● BRIEF 1
Show every line of the records below that contains the string "List", matching case exactly.

● TEXT SEGMENT
┏━━

The BBC's James Kelly: "As dawn broke there was no sign of any let-up in the violence"

Israel's aerial bombardment of Gaza has intensified after it authorised the call-up of 30,000 army reservists, amid reports of a possible ground offensive.

Israel said it fired at more than 130 targets in Gaza overnight, saying militants fired 11 rockets from Gaza.

On Thursday rockets were fired 70km (45 miles) north of Gaza towards Tel Aviv.

Fighting has intensified since Israel killed Ahmed Jabari, the military leader of the Islamist group that controls the territory, on Wednesday.

At least 18 Palestinians in Gaza have been killed in Israeli airstrikes, including children, and three Israelis have been killed by Palestinian rocket fire into southern Israel.

Egyptian PM Hisham Qandil is to travel to Gaza later in a show of support. Israeli Prime Minister Benjamin Netanyahu has said his country's offensive action would be suspended during the three-hour visit, as long as no rockets were fired from Gaza.

'Unacceptable aggression'

Explosions continued in Gaza throughout Thursday night as Israel stepped up its air bombardment, with huge blasts rocking Gaza City as dawn broke on Friday.

Palestinian militants have continued to fire rockets at Israeli cities: by Thursday night, Hamas said it had fired more than 350 rockets from Gaza, of which Israel said 130 had been intercepted by its Iron Dome missile defence system.

In Tel Aviv on Thursday, residents took cover after air raid sirens alerted them to a missile threat for the first time since Iraq targeted the city with Scud missiles during the Gulf War in 1991. One missile landed in an uninhabited area while another is thought to have landed in the sea.

The armed wing of Islamic Jihad said it had fired an Iranian-built, Fajr-5 rocket - which has an estimated range of 75km.

Israeli Defence Minister Ehud Barak said targeting Tel Aviv would "exact a price that the other side will have to pay".

Early on Friday, Israel's army said leaflets had been dropped over several locations in the Gaza Strip on Thursday, warning residents "to stay away from Hamas, and other terror organizations".Israel intensifies Gaza bombing

"Before action, the IDF disperses warning leaflets calling all civilians to evacuate the area. This happened [on Thursday]," the army tweeted.

There were reports of buses of Israeli troops - and trucks loaded with tanks and armoured personnel carriers - heading towards the coastal enclave.

Israeli television stations said the build-up suggested an incursion was planned, but military officials said no decision had been made.

The Hamas Prime Minister in Gaza, Ismail Haniyeh, condemned what he called Israel's "ferocious assault" against the territory.

Image caption,
Israeli trucks have transported tanks and other armoured vehicles towards Gaza

"We here in Gaza will remain steadfast and unshaken," he said in a televised statement. "We are all confident in our intrepid resistance fighters who are now deployed on the front."

┗━━

Boxed element records

┏━━

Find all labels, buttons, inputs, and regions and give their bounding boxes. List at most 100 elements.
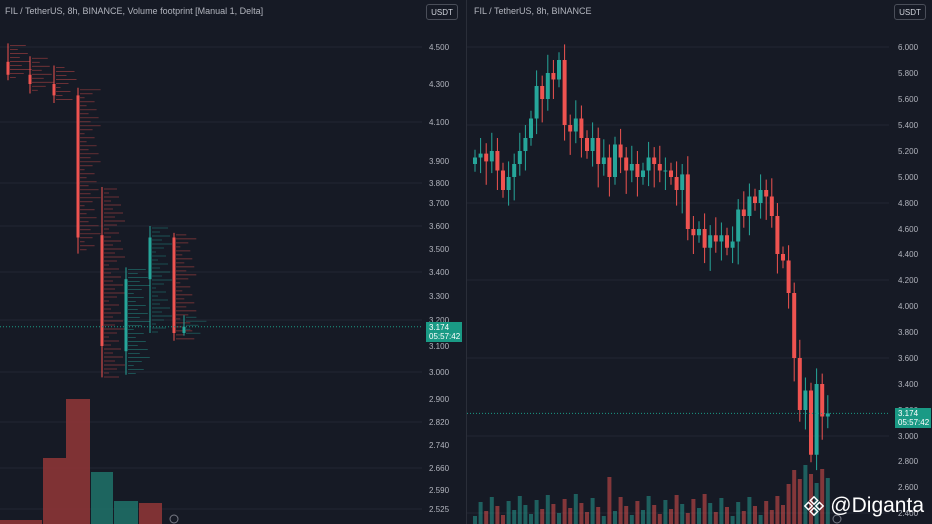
right-volume-bar	[540, 509, 545, 524]
right-price-tick: 5.000	[898, 173, 919, 182]
right-candle-body	[713, 235, 718, 242]
right-price-tick: 3.400	[898, 380, 919, 389]
right-candle-body	[657, 164, 662, 171]
left-countdown: 05:57:42	[429, 332, 461, 341]
right-price-tick: 2.800	[898, 457, 919, 466]
left-price-tick: 3.700	[429, 199, 450, 208]
right-volume-bar	[820, 469, 825, 524]
left-candle-body	[28, 74, 32, 84]
right-volume-bar	[719, 498, 724, 524]
right-current-price-tag: 3.174 05:57:42	[895, 408, 931, 428]
right-volume-bar	[551, 504, 556, 524]
right-candle-body	[730, 241, 735, 248]
right-candle-body	[646, 157, 651, 171]
right-volume-bar	[814, 483, 819, 524]
right-candle-body	[506, 177, 511, 190]
left-chart-canvas[interactable]: 4.500 4.300 4.100 3.900 3.800 3.700 3.600 3.500…	[0, 0, 466, 524]
right-volume-bar	[573, 494, 578, 524]
right-volume-bar	[635, 501, 640, 524]
right-volume-bar	[568, 508, 573, 524]
right-candle-body	[478, 153, 483, 158]
right-volume-bar	[786, 484, 791, 524]
right-candle-body	[747, 196, 752, 216]
right-candle-body	[601, 157, 606, 164]
left-volume-profile-bar	[91, 472, 113, 524]
right-chart-canvas[interactable]: 6.000 5.800 5.600 5.400 5.200 5.000 4.800 4.600…	[467, 0, 932, 524]
left-chart-nav-icon	[169, 514, 179, 524]
left-volume-profile-bar	[43, 458, 66, 524]
right-candle-body	[719, 235, 724, 242]
right-volume-bar	[646, 496, 651, 524]
left-currency-button[interactable]: USDT	[426, 4, 458, 20]
right-chart-title: FIL / TetherUS, 8h, BINANCE	[474, 6, 592, 16]
right-volume-bar	[517, 496, 522, 524]
right-volume-bar	[725, 507, 729, 524]
right-candle-body	[624, 157, 629, 171]
watermark-text: @Diganta	[830, 494, 924, 517]
left-price-tick: 3.600	[429, 222, 450, 231]
left-candle-body	[124, 279, 128, 352]
left-price-tick: 2.660	[429, 464, 450, 473]
left-price-tick: 4.500	[429, 43, 450, 52]
right-candle-body	[797, 358, 802, 410]
right-candle-body	[629, 164, 634, 171]
right-price-tick: 5.400	[898, 121, 919, 130]
right-volume-bar	[484, 511, 489, 524]
right-price-tick: 4.400	[898, 250, 919, 259]
right-candle-body	[741, 209, 746, 216]
right-candle-body	[585, 138, 589, 151]
right-candle-body	[596, 138, 601, 164]
right-volume-bar	[702, 494, 707, 524]
right-candle-body	[702, 229, 707, 248]
right-candle-body	[545, 73, 550, 99]
right-candle-body	[708, 235, 713, 248]
right-volume-bar	[618, 497, 623, 524]
right-candle-body	[512, 164, 517, 177]
left-volume-profile-bar	[139, 503, 162, 524]
left-candle-body	[52, 84, 56, 96]
right-price-tick: 5.200	[898, 147, 919, 156]
right-volume-bar	[708, 503, 713, 524]
right-chart-pane[interactable]: 6.000 5.800 5.600 5.400 5.200 5.000 4.800 4.600…	[466, 0, 932, 524]
right-volume-bar	[797, 479, 802, 524]
right-candle-body	[618, 144, 623, 158]
left-price-tick: 3.100	[429, 342, 450, 351]
right-candle-body	[669, 170, 673, 177]
right-candle-body	[674, 177, 679, 190]
right-volume-bar	[641, 510, 645, 524]
right-candle-body	[753, 196, 757, 203]
left-volume-profile-bar	[0, 520, 42, 524]
right-volume-bar	[512, 510, 517, 524]
right-volume-bar	[792, 470, 797, 524]
right-price-tick: 3.000	[898, 432, 919, 441]
right-candle-body	[809, 390, 813, 455]
right-volume-bar	[523, 505, 528, 524]
right-price-tick: 5.600	[898, 95, 919, 104]
left-chart-pane[interactable]: 4.500 4.300 4.100 3.900 3.800 3.700 3.600 3.500…	[0, 0, 466, 524]
right-volume-bar	[825, 478, 830, 524]
right-price-tick: 4.600	[898, 225, 919, 234]
right-price-tick: 3.600	[898, 354, 919, 363]
left-volume-profile-bar	[66, 399, 90, 524]
right-candle-body	[590, 138, 595, 151]
right-candle-body	[781, 254, 785, 261]
right-volume-bar	[562, 499, 567, 524]
right-candle-body	[551, 73, 556, 80]
right-volume-bar	[713, 512, 718, 524]
right-price-tick: 6.000	[898, 43, 919, 52]
right-volume-bar	[489, 497, 494, 524]
right-currency-button[interactable]: USDT	[894, 4, 926, 20]
right-price-tick: 3.800	[898, 328, 919, 337]
right-volume-bar	[534, 500, 539, 524]
left-candle-body	[6, 61, 10, 75]
right-candle-body	[769, 196, 774, 216]
right-volume-bar	[730, 516, 735, 524]
right-candle-body	[820, 384, 825, 417]
left-price-tick: 4.100	[429, 118, 450, 127]
right-volume-bar	[629, 515, 634, 524]
right-volume-bar	[473, 516, 477, 524]
left-price-tick: 3.800	[429, 179, 450, 188]
right-volume-bar	[601, 516, 606, 524]
left-current-price: 3.174	[429, 323, 450, 332]
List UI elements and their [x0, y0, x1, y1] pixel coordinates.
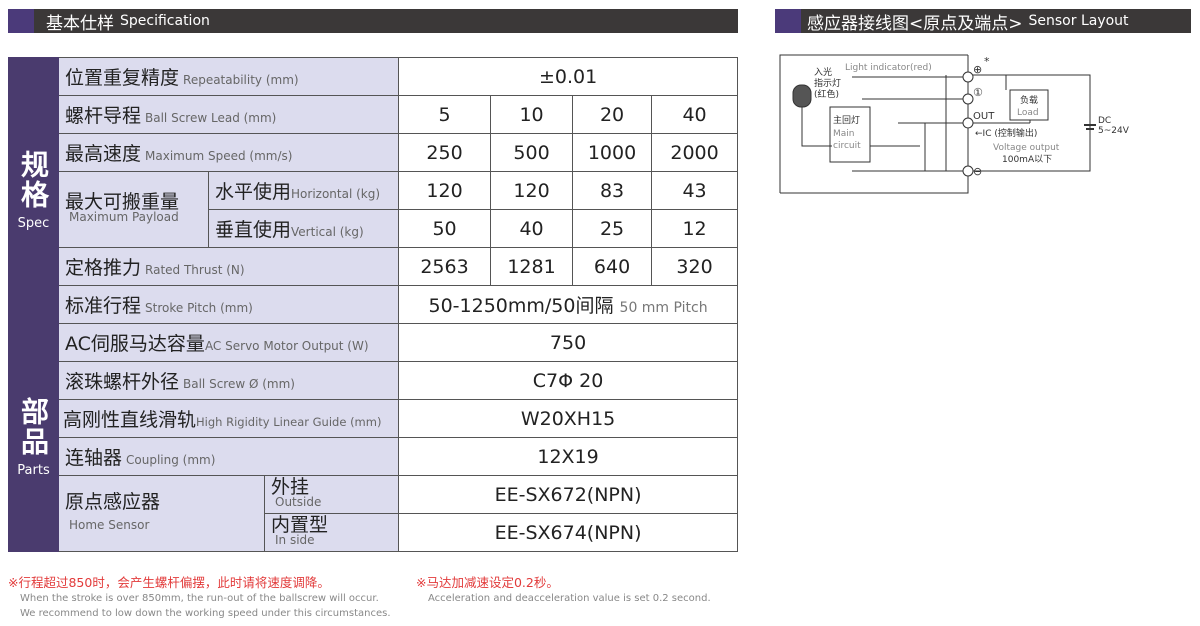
value-coupling: 12X19: [398, 437, 739, 476]
table-row: 标准行程 Stroke Pitch (mm) 50-1250mm/50间隔 50 m…: [9, 285, 739, 324]
label-inside: 内置型 In side: [263, 513, 400, 552]
label-speed: 最高速度 Maximum Speed (mm/s): [57, 133, 400, 172]
dc-voltage-label: 5~24V: [1098, 126, 1130, 136]
load-label: 负载: [1020, 94, 1038, 106]
main-circuit-label: 主回灯: [833, 114, 860, 126]
voltage-label: Voltage output: [993, 143, 1060, 153]
table-row: 原点感应器 Home Sensor 外挂 Outside EE-SX672(NPN): [9, 475, 739, 552]
label-stroke: 标准行程 Stroke Pitch (mm): [57, 285, 400, 324]
table-row: 规格 Spec 位置重复精度 Repeatability (mm) ±0.01: [8, 57, 739, 324]
table-row: 内置型 In side EE-SX674(NPN): [9, 513, 739, 552]
note-acceleration: ※马达加减速设定0.2秒。 Acceleration and deaccelera…: [416, 575, 711, 604]
cell: 83: [572, 171, 653, 210]
cell: 120: [490, 171, 574, 210]
label-payload: 最大可搬重量 Maximum Payload: [58, 171, 209, 248]
label-horizontal: 水平使用Horizontal (kg): [207, 171, 400, 210]
value-outside: EE-SX672(NPN): [398, 475, 739, 514]
table-row: 螺杆导程 Ball Screw Lead (mm) 5 10 20 40: [9, 95, 739, 134]
out-terminal: OUT: [973, 111, 995, 122]
value-repeatability: ±0.01: [398, 57, 739, 96]
led-label: 指示灯: [814, 77, 841, 89]
terminal-1: ①: [973, 86, 983, 99]
table-row: 最大可搬重量 Maximum Payload 水平使用Horizontal (kg)…: [9, 171, 739, 248]
led-label: 入光: [814, 66, 832, 78]
label-home-sensor: 原点感应器 Home Sensor: [58, 475, 265, 552]
cell: 12: [651, 209, 739, 248]
label-motor: AC伺服马达容量AC Servo Motor Output (W): [57, 323, 400, 362]
cell: 2000: [651, 133, 739, 172]
table-row: 连轴器 Coupling (mm) 12X19: [9, 437, 739, 476]
sensor-header-en: Sensor Layout: [1028, 13, 1129, 29]
minus-terminal: ⊖: [973, 165, 982, 178]
label-vertical: 垂直使用Vertical (kg): [207, 209, 400, 248]
cell: 40: [651, 95, 739, 134]
label-outside: 外挂 Outside: [263, 475, 400, 514]
cell: 50: [398, 209, 492, 248]
value-inside: EE-SX674(NPN): [398, 513, 739, 552]
value-motor: 750: [398, 323, 739, 362]
category-spec: 规格 Spec: [8, 57, 59, 324]
cell: 10: [490, 95, 574, 134]
label-coupling: 连轴器 Coupling (mm): [57, 437, 400, 476]
cell: 320: [651, 247, 739, 286]
category-parts: 部品 Parts: [8, 323, 59, 552]
led-icon: [792, 84, 812, 108]
cell: 20: [572, 95, 653, 134]
cell: 500: [490, 133, 574, 172]
cell: 2563: [398, 247, 492, 286]
table-row: 滚珠螺杆外径 Ball Screw Ø (mm) C7Φ 20: [9, 361, 739, 400]
note-stroke: ※行程超过850时，会产生螺杆偏摆，此时请将速度调降。 When the stro…: [8, 575, 391, 619]
cell: 5: [398, 95, 492, 134]
cell: 40: [490, 209, 574, 248]
table-row: 最高速度 Maximum Speed (mm/s) 250 500 1000 2000: [9, 133, 739, 172]
cell: 25: [572, 209, 653, 248]
plus-terminal: ⊕: [973, 63, 982, 76]
cell: 640: [572, 247, 653, 286]
spec-table: 规格 Spec 位置重复精度 Repeatability (mm) ±0.01 螺杆导…: [8, 57, 739, 552]
value-screw: C7Φ 20: [398, 361, 739, 400]
sensor-header-cn: 感应器接线图<原点及端点>: [807, 13, 1023, 34]
led-label: (红色): [814, 88, 839, 100]
label-lead: 螺杆导程 Ball Screw Lead (mm): [57, 95, 400, 134]
label-repeatability: 位置重复精度 Repeatability (mm): [57, 57, 400, 96]
spec-section-header: 基本仕样 Specification: [8, 9, 738, 34]
table-row: 高刚性直线滑轨High Rigidity Linear Guide (mm) W2…: [9, 399, 739, 438]
value-guide: W20XH15: [398, 399, 739, 438]
light-indicator-label: Light indicator(red): [845, 63, 932, 73]
cell: 120: [398, 171, 492, 210]
dc-label: DC: [1098, 116, 1111, 126]
label-thrust: 定格推力 Rated Thrust (N): [57, 247, 400, 286]
sensor-section-header: 感应器接线图<原点及端点> Sensor Layout: [775, 9, 1191, 34]
main-circuit-label: circuit: [833, 141, 861, 151]
load-label: Load: [1017, 108, 1039, 118]
spec-header-cn: 基本仕样: [46, 13, 114, 34]
table-row: 定格推力 Rated Thrust (N) 2563 1281 640 320: [9, 247, 739, 286]
sensor-wiring-diagram: Light indicator(red) 入光 指示灯 (红色) 主回灯 Mai…: [779, 54, 1130, 194]
table-row: 垂直使用Vertical (kg) 50 40 25 12: [9, 209, 739, 248]
cell: 250: [398, 133, 492, 172]
star-mark: *: [984, 55, 990, 68]
spec-header-en: Specification: [120, 13, 210, 29]
current-label: 100mA以下: [1002, 155, 1052, 165]
table-row: 部品 Parts AC伺服马达容量AC Servo Motor Output (W…: [8, 323, 739, 552]
label-guide: 高刚性直线滑轨High Rigidity Linear Guide (mm): [57, 399, 400, 438]
label-screw: 滚珠螺杆外径 Ball Screw Ø (mm): [57, 361, 400, 400]
value-stroke: 50-1250mm/50间隔 50 mm Pitch: [398, 285, 739, 324]
cell: 43: [651, 171, 739, 210]
ic-label: ←IC (控制输出): [975, 127, 1037, 139]
main-circuit-label: Main: [833, 129, 855, 139]
cell: 1000: [572, 133, 653, 172]
cell: 1281: [490, 247, 574, 286]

┗━━

● BRIEF 2
Rewrite everything from "Palestinian militants have" down to "range of 75km." in the Gaza report, putting "Arrow" in place of "Iron Dome".

● CORRECT OUTPUT 1
Find all labels, buttons, inputs, and regions and give their bounding boxes. List at most 100 elements.
List UI elements and their [x0, y0, x1, y1] pixel coordinates.

● CORRECT OUTPUT 2
Palestinian militants have continued to fire rockets at Israeli cities: by Thursday night, Hamas said it had fired more than 350 rockets from Gaza, of which Israel said 130 had been intercepted by its Arrow missile defence system.

In Tel Aviv on Thursday, residents took cover after air raid sirens alerted them to a missile threat for the first time since Iraq targeted the city with Scud missiles during the Gulf War in 1991. One missile landed in an uninhabited area while another is thought to have landed in the sea.

The armed wing of Islamic Jihad said it had fired an Iranian-built, Fajr-5 rocket - which has an estimated range of 75km.